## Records
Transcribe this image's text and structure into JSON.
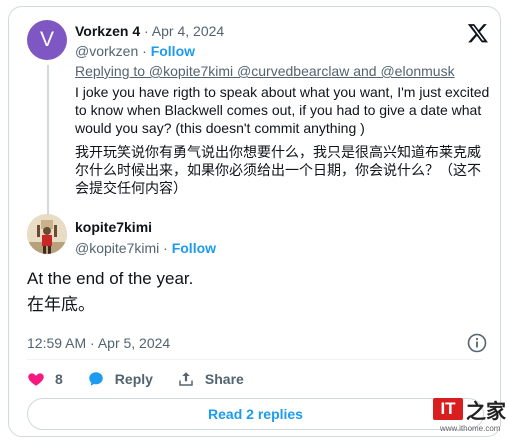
{
  "quoted": {
    "avatar_letter": "V",
    "name": "Vorkzen 4",
    "separator": "·",
    "date": "Apr 4, 2024",
    "handle": "@vorkzen",
    "dot": "·",
    "follow": "Follow",
    "replying_to": "Replying to @kopite7kimi @curvedbearclaw and @elonmusk",
    "body_en": "I joke you have rigth to speak about what you want, I'm just excited to know when Blackwell comes out, if you had to give a date what would you say? (this doesn't commit anything )",
    "body_cn": "我开玩笑说你有勇气说出你想要什么，我只是很高兴知道布莱克威尔什么时候出来，如果你必须给出一个日期，你会说什么？（这不会提交任何内容）"
  },
  "tweet": {
    "name": "kopite7kimi",
    "handle": "@kopite7kimi",
    "dot": "·",
    "follow": "Follow",
    "body_en": "At the end of the year.",
    "body_cn": "在年底。",
    "timestamp": "12:59 AM · Apr 5, 2024"
  },
  "actions": {
    "likes": "8",
    "reply_label": "Reply",
    "share_label": "Share"
  },
  "read_replies": "Read 2 replies",
  "watermark": {
    "it": "IT",
    "home": "之家",
    "url": "www.ithome.com"
  },
  "colors": {
    "accent": "#1d9bf0",
    "like": "#f91880",
    "reply": "#1d9bf0",
    "avatar_bg": "#7e57c2"
  }
}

## Problem details
Repeat the material above in full and unchanged, minus its images.

## Solved problem
Transcribe this image's text and structure into JSON.
{
  "quoted": {
    "avatar_letter": "V",
    "name": "Vorkzen 4",
    "separator": "·",
    "date": "Apr 4, 2024",
    "handle": "@vorkzen",
    "dot": "·",
    "follow": "Follow",
    "replying_to": "Replying to @kopite7kimi @curvedbearclaw and @elonmusk",
    "body_en": "I joke you have rigth to speak about what you want, I'm just excited to know when Blackwell comes out, if you had to give a date what would you say? (this doesn't commit anything )",
    "body_cn": "我开玩笑说你有勇气说出你想要什么，我只是很高兴知道布莱克威尔什么时候出来，如果你必须给出一个日期，你会说什么？（这不会提交任何内容）"
  },
  "tweet": {
    "name": "kopite7kimi",
    "handle": "@kopite7kimi",
    "dot": "·",
    "follow": "Follow",
    "body_en": "At the end of the year.",
    "body_cn": "在年底。",
    "timestamp": "12:59 AM · Apr 5, 2024"
  },
  "actions": {
    "likes": "8",
    "reply_label": "Reply",
    "share_label": "Share"
  },
  "read_replies": "Read 2 replies",
  "watermark": {
    "it": "IT",
    "home": "之家",
    "url": "www.ithome.com"
  },
  "colors": {
    "accent": "#1d9bf0",
    "like": "#f91880",
    "reply": "#1d9bf0",
    "avatar_bg": "#7e57c2"
  }
}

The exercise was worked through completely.